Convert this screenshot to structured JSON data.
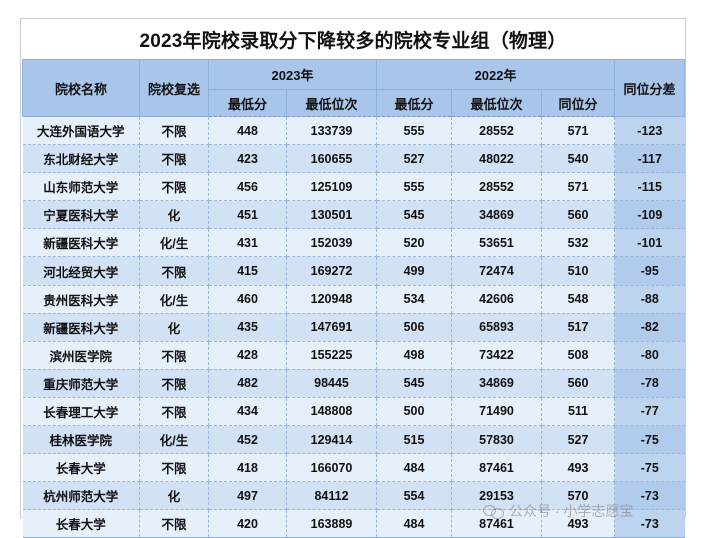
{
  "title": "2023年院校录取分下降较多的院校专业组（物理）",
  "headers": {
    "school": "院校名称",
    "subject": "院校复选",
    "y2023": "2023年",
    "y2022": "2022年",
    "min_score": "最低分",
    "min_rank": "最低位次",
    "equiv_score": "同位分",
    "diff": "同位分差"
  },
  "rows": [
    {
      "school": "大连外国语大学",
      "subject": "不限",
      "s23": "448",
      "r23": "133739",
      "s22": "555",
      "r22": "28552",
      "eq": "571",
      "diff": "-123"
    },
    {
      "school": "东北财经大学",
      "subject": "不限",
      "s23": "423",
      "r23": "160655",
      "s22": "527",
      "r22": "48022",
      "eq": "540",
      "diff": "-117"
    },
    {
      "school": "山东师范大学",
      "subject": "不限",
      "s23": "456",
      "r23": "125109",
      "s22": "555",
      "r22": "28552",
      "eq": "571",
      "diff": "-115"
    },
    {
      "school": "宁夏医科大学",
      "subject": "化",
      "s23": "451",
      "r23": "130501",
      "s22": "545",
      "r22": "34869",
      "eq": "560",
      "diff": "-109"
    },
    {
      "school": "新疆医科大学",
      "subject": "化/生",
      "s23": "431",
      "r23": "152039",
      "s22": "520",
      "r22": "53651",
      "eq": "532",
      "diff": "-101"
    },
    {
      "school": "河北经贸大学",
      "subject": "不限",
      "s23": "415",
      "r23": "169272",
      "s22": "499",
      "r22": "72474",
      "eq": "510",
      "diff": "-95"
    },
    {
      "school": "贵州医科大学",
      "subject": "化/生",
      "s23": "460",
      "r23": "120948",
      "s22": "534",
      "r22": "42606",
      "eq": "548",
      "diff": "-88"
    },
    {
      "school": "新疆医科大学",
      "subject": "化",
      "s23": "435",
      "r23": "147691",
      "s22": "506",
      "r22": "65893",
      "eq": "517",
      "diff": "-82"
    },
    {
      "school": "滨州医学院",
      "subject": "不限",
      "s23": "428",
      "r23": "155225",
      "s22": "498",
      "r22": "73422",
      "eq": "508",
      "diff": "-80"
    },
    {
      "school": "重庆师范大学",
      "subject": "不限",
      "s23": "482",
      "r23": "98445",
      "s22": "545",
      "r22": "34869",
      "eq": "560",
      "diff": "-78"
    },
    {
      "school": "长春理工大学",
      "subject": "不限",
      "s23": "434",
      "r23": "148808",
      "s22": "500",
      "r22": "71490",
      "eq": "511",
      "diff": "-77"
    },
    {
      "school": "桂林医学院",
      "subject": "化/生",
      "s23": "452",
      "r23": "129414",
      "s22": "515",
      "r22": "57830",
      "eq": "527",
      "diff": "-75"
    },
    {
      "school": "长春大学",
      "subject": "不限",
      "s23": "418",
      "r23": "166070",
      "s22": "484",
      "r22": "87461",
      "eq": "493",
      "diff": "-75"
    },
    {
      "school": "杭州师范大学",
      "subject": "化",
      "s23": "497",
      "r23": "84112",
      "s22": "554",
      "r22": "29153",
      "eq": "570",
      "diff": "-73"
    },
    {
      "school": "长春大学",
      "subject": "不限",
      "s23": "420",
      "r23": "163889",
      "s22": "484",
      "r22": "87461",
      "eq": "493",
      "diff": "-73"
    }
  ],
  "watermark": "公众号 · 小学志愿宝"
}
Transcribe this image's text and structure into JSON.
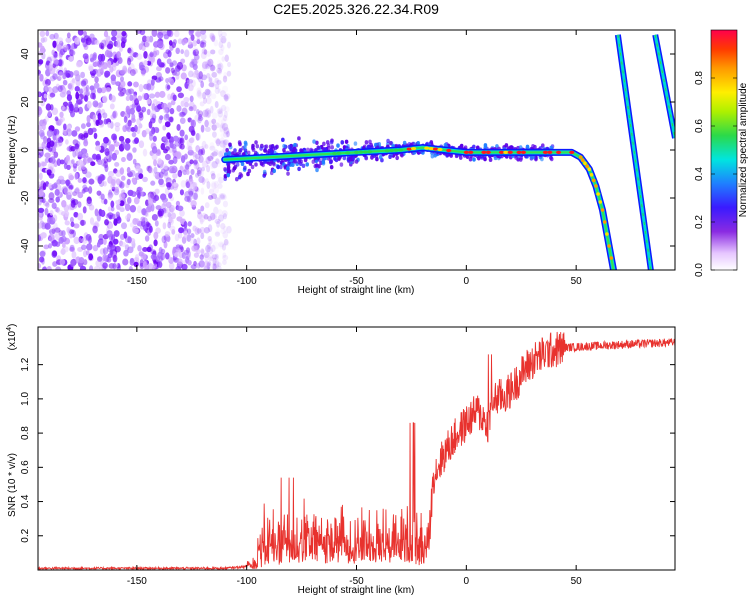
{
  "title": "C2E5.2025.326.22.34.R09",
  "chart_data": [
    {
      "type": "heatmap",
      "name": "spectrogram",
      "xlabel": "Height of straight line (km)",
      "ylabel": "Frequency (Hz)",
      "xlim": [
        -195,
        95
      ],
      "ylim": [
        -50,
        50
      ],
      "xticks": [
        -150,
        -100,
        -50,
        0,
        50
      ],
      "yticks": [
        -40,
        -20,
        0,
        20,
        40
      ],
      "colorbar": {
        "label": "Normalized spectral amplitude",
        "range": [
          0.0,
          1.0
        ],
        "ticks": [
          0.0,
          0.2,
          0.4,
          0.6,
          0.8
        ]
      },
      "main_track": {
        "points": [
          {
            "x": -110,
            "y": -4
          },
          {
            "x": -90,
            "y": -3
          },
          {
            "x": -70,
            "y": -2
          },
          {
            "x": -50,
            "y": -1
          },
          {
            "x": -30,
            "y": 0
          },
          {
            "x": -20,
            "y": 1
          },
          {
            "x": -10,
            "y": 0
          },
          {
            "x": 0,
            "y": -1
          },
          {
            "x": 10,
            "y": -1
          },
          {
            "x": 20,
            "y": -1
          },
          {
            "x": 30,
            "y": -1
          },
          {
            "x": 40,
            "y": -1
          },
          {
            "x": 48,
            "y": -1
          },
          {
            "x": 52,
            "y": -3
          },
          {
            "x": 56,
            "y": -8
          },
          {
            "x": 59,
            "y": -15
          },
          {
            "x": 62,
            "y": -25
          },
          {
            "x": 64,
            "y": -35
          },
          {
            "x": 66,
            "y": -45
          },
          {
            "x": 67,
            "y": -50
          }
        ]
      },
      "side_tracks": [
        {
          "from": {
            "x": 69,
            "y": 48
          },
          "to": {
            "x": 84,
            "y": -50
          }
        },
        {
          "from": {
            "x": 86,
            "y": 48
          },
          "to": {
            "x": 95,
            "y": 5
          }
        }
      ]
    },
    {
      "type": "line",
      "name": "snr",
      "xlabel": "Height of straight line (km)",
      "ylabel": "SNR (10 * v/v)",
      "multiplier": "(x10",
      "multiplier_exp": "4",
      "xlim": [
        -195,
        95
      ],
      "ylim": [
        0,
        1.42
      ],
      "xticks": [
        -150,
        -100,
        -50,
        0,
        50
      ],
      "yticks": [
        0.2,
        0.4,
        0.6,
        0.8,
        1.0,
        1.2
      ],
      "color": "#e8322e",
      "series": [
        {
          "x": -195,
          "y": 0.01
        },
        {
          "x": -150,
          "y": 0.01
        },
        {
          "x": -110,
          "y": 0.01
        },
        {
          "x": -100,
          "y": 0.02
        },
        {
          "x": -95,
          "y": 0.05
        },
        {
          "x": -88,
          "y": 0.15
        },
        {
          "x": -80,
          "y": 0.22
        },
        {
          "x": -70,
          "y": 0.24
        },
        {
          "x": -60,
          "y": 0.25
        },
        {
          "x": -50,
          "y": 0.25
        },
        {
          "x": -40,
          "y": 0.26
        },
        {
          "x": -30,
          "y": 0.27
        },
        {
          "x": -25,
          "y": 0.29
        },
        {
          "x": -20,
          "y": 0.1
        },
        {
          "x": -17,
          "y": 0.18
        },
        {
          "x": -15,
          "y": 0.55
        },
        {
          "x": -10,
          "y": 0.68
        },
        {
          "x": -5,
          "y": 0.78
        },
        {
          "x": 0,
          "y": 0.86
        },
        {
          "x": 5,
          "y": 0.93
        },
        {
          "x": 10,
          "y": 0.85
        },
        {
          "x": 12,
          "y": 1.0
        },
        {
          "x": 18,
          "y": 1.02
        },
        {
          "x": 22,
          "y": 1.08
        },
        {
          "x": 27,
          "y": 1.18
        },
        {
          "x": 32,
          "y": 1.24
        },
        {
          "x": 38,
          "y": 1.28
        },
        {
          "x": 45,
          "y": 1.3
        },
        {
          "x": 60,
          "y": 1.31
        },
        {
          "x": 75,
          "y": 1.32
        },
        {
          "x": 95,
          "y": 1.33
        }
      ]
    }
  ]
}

§ Exercise objective
Write out the whole listing exactly, and drop the pictures.

§ Task answer
Convert this screenshot to structured JSON data.
{
  "title": "2023年院校录取分下降较多的院校专业组（物理）",
  "headers": {
    "school": "院校名称",
    "subject": "院校复选",
    "y2023": "2023年",
    "y2022": "2022年",
    "min_score": "最低分",
    "min_rank": "最低位次",
    "equiv_score": "同位分",
    "diff": "同位分差"
  },
  "rows": [
    {
      "school": "大连外国语大学",
      "subject": "不限",
      "s23": "448",
      "r23": "133739",
      "s22": "555",
      "r22": "28552",
      "eq": "571",
      "diff": "-123"
    },
    {
      "school": "东北财经大学",
      "subject": "不限",
      "s23": "423",
      "r23": "160655",
      "s22": "527",
      "r22": "48022",
      "eq": "540",
      "diff": "-117"
    },
    {
      "school": "山东师范大学",
      "subject": "不限",
      "s23": "456",
      "r23": "125109",
      "s22": "555",
      "r22": "28552",
      "eq": "571",
      "diff": "-115"
    },
    {
      "school": "宁夏医科大学",
      "subject": "化",
      "s23": "451",
      "r23": "130501",
      "s22": "545",
      "r22": "34869",
      "eq": "560",
      "diff": "-109"
    },
    {
      "school": "新疆医科大学",
      "subject": "化/生",
      "s23": "431",
      "r23": "152039",
      "s22": "520",
      "r22": "53651",
      "eq": "532",
      "diff": "-101"
    },
    {
      "school": "河北经贸大学",
      "subject": "不限",
      "s23": "415",
      "r23": "169272",
      "s22": "499",
      "r22": "72474",
      "eq": "510",
      "diff": "-95"
    },
    {
      "school": "贵州医科大学",
      "subject": "化/生",
      "s23": "460",
      "r23": "120948",
      "s22": "534",
      "r22": "42606",
      "eq": "548",
      "diff": "-88"
    },
    {
      "school": "新疆医科大学",
      "subject": "化",
      "s23": "435",
      "r23": "147691",
      "s22": "506",
      "r22": "65893",
      "eq": "517",
      "diff": "-82"
    },
    {
      "school": "滨州医学院",
      "subject": "不限",
      "s23": "428",
      "r23": "155225",
      "s22": "498",
      "r22": "73422",
      "eq": "508",
      "diff": "-80"
    },
    {
      "school": "重庆师范大学",
      "subject": "不限",
      "s23": "482",
      "r23": "98445",
      "s22": "545",
      "r22": "34869",
      "eq": "560",
      "diff": "-78"
    },
    {
      "school": "长春理工大学",
      "subject": "不限",
      "s23": "434",
      "r23": "148808",
      "s22": "500",
      "r22": "71490",
      "eq": "511",
      "diff": "-77"
    },
    {
      "school": "桂林医学院",
      "subject": "化/生",
      "s23": "452",
      "r23": "129414",
      "s22": "515",
      "r22": "57830",
      "eq": "527",
      "diff": "-75"
    },
    {
      "school": "长春大学",
      "subject": "不限",
      "s23": "418",
      "r23": "166070",
      "s22": "484",
      "r22": "87461",
      "eq": "493",
      "diff": "-75"
    },
    {
      "school": "杭州师范大学",
      "subject": "化",
      "s23": "497",
      "r23": "84112",
      "s22": "554",
      "r22": "29153",
      "eq": "570",
      "diff": "-73"
    },
    {
      "school": "长春大学",
      "subject": "不限",
      "s23": "420",
      "r23": "163889",
      "s22": "484",
      "r22": "87461",
      "eq": "493",
      "diff": "-73"
    }
  ],
  "watermark": "公众号 · 小学志愿宝"
}
Transcribe this image's text and structure into JSON.
{
  "title": "C2E5.2025.326.22.34.R09",
  "chart_data": [
    {
      "type": "heatmap",
      "name": "spectrogram",
      "xlabel": "Height of straight line (km)",
      "ylabel": "Frequency (Hz)",
      "xlim": [
        -195,
        95
      ],
      "ylim": [
        -50,
        50
      ],
      "xticks": [
        -150,
        -100,
        -50,
        0,
        50
      ],
      "yticks": [
        -40,
        -20,
        0,
        20,
        40
      ],
      "colorbar": {
        "label": "Normalized spectral amplitude",
        "range": [
          0.0,
          1.0
        ],
        "ticks": [
          0.0,
          0.2,
          0.4,
          0.6,
          0.8
        ]
      },
      "main_track": {
        "points": [
          {
            "x": -110,
            "y": -4
          },
          {
            "x": -90,
            "y": -3
          },
          {
            "x": -70,
            "y": -2
          },
          {
            "x": -50,
            "y": -1
          },
          {
            "x": -30,
            "y": 0
          },
          {
            "x": -20,
            "y": 1
          },
          {
            "x": -10,
            "y": 0
          },
          {
            "x": 0,
            "y": -1
          },
          {
            "x": 10,
            "y": -1
          },
          {
            "x": 20,
            "y": -1
          },
          {
            "x": 30,
            "y": -1
          },
          {
            "x": 40,
            "y": -1
          },
          {
            "x": 48,
            "y": -1
          },
          {
            "x": 52,
            "y": -3
          },
          {
            "x": 56,
            "y": -8
          },
          {
            "x": 59,
            "y": -15
          },
          {
            "x": 62,
            "y": -25
          },
          {
            "x": 64,
            "y": -35
          },
          {
            "x": 66,
            "y": -45
          },
          {
            "x": 67,
            "y": -50
          }
        ]
      },
      "side_tracks": [
        {
          "from": {
            "x": 69,
            "y": 48
          },
          "to": {
            "x": 84,
            "y": -50
          }
        },
        {
          "from": {
            "x": 86,
            "y": 48
          },
          "to": {
            "x": 95,
            "y": 5
          }
        }
      ]
    },
    {
      "type": "line",
      "name": "snr",
      "xlabel": "Height of straight line (km)",
      "ylabel": "SNR (10 * v/v)",
      "multiplier": "(x10",
      "multiplier_exp": "4",
      "xlim": [
        -195,
        95
      ],
      "ylim": [
        0,
        1.42
      ],
      "xticks": [
        -150,
        -100,
        -50,
        0,
        50
      ],
      "yticks": [
        0.2,
        0.4,
        0.6,
        0.8,
        1.0,
        1.2
      ],
      "color": "#e8322e",
      "series": [
        {
          "x": -195,
          "y": 0.01
        },
        {
          "x": -150,
          "y": 0.01
        },
        {
          "x": -110,
          "y": 0.01
        },
        {
          "x": -100,
          "y": 0.02
        },
        {
          "x": -95,
          "y": 0.05
        },
        {
          "x": -88,
          "y": 0.15
        },
        {
          "x": -80,
          "y": 0.22
        },
        {
          "x": -70,
          "y": 0.24
        },
        {
          "x": -60,
          "y": 0.25
        },
        {
          "x": -50,
          "y": 0.25
        },
        {
          "x": -40,
          "y": 0.26
        },
        {
          "x": -30,
          "y": 0.27
        },
        {
          "x": -25,
          "y": 0.29
        },
        {
          "x": -20,
          "y": 0.1
        },
        {
          "x": -17,
          "y": 0.18
        },
        {
          "x": -15,
          "y": 0.55
        },
        {
          "x": -10,
          "y": 0.68
        },
        {
          "x": -5,
          "y": 0.78
        },
        {
          "x": 0,
          "y": 0.86
        },
        {
          "x": 5,
          "y": 0.93
        },
        {
          "x": 10,
          "y": 0.85
        },
        {
          "x": 12,
          "y": 1.0
        },
        {
          "x": 18,
          "y": 1.02
        },
        {
          "x": 22,
          "y": 1.08
        },
        {
          "x": 27,
          "y": 1.18
        },
        {
          "x": 32,
          "y": 1.24
        },
        {
          "x": 38,
          "y": 1.28
        },
        {
          "x": 45,
          "y": 1.3
        },
        {
          "x": 60,
          "y": 1.31
        },
        {
          "x": 75,
          "y": 1.32
        },
        {
          "x": 95,
          "y": 1.33
        }
      ]
    }
  ]
}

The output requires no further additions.